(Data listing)
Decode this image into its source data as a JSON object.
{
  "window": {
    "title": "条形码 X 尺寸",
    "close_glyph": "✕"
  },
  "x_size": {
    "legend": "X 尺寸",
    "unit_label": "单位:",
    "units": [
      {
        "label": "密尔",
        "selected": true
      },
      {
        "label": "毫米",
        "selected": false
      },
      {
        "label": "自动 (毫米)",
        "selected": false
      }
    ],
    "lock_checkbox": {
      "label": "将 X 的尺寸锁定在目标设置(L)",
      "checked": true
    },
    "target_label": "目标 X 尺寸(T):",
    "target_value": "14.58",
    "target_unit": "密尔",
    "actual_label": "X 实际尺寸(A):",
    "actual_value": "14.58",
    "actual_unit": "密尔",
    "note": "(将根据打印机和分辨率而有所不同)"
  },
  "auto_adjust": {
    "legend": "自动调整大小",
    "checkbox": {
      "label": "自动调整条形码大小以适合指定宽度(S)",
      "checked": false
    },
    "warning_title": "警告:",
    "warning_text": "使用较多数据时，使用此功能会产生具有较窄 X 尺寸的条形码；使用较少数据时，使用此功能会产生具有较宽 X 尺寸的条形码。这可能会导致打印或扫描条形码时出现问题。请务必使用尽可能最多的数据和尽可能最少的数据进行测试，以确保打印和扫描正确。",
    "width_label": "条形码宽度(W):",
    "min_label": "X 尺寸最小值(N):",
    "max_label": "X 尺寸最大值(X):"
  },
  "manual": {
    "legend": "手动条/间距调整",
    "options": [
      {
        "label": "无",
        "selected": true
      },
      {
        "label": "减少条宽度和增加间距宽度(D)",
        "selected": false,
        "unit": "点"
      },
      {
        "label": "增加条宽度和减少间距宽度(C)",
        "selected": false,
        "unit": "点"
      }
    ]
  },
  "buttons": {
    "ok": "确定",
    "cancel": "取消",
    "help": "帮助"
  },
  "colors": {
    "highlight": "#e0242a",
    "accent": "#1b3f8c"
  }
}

Exercise: From the data above, extract every line in its exact form.

Correct result:
Decode this image into its source data as a JSON object.
{
  "window": {
    "title": "条形码 X 尺寸",
    "close_glyph": "✕"
  },
  "x_size": {
    "legend": "X 尺寸",
    "unit_label": "单位:",
    "units": [
      {
        "label": "密尔",
        "selected": true
      },
      {
        "label": "毫米",
        "selected": false
      },
      {
        "label": "自动 (毫米)",
        "selected": false
      }
    ],
    "lock_checkbox": {
      "label": "将 X 的尺寸锁定在目标设置(L)",
      "checked": true
    },
    "target_label": "目标 X 尺寸(T):",
    "target_value": "14.58",
    "target_unit": "密尔",
    "actual_label": "X 实际尺寸(A):",
    "actual_value": "14.58",
    "actual_unit": "密尔",
    "note": "(将根据打印机和分辨率而有所不同)"
  },
  "auto_adjust": {
    "legend": "自动调整大小",
    "checkbox": {
      "label": "自动调整条形码大小以适合指定宽度(S)",
      "checked": false
    },
    "warning_title": "警告:",
    "warning_text": "使用较多数据时，使用此功能会产生具有较窄 X 尺寸的条形码；使用较少数据时，使用此功能会产生具有较宽 X 尺寸的条形码。这可能会导致打印或扫描条形码时出现问题。请务必使用尽可能最多的数据和尽可能最少的数据进行测试，以确保打印和扫描正确。",
    "width_label": "条形码宽度(W):",
    "min_label": "X 尺寸最小值(N):",
    "max_label": "X 尺寸最大值(X):"
  },
  "manual": {
    "legend": "手动条/间距调整",
    "options": [
      {
        "label": "无",
        "selected": true
      },
      {
        "label": "减少条宽度和增加间距宽度(D)",
        "selected": false,
        "unit": "点"
      },
      {
        "label": "增加条宽度和减少间距宽度(C)",
        "selected": false,
        "unit": "点"
      }
    ]
  },
  "buttons": {
    "ok": "确定",
    "cancel": "取消",
    "help": "帮助"
  },
  "colors": {
    "highlight": "#e0242a",
    "accent": "#1b3f8c"
  }
}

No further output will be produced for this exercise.